Dataset entries:
* start *
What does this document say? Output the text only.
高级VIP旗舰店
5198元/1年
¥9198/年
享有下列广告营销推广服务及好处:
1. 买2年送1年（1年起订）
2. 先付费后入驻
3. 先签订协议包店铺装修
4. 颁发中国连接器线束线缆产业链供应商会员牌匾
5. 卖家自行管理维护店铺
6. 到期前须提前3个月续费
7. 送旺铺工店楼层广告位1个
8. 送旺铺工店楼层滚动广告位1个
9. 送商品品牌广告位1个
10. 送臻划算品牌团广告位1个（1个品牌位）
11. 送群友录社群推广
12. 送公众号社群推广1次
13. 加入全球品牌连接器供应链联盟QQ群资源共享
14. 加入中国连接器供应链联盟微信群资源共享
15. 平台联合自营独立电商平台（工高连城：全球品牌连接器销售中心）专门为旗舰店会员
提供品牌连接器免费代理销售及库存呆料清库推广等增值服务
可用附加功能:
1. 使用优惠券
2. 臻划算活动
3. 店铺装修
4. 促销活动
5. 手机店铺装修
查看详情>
* end *
Return each line of the data exactly as written above.

What does this document say? Output the text only.
高级VIP旗舰店
5198元/1年
¥9198/年
享有下列广告营销推广服务及好处:
1. 买2年送1年（1年起订）
2. 先付费后入驻
3. 先签订协议包店铺装修
4. 颁发中国连接器线束线缆产业链供应商会员牌匾
5. 卖家自行管理维护店铺
6. 到期前须提前3个月续费
7. 送旺铺工店楼层广告位1个
8. 送旺铺工店楼层滚动广告位1个
9. 送商品品牌广告位1个
10. 送臻划算品牌团广告位1个（1个品牌位）
11. 送群友录社群推广
12. 送公众号社群推广1次
13. 加入全球品牌连接器供应链联盟QQ群资源共享
14. 加入中国连接器供应链联盟微信群资源共享
15. 平台联合自营独立电商平台（工高连城：全球品牌连接器销售中心）专门为旗舰店会员
提供品牌连接器免费代理销售及库存呆料清库推广等增值服务
可用附加功能:
1. 使用优惠券
2. 臻划算活动
3. 店铺装修
4. 促销活动
5. 手机店铺装修
查看详情>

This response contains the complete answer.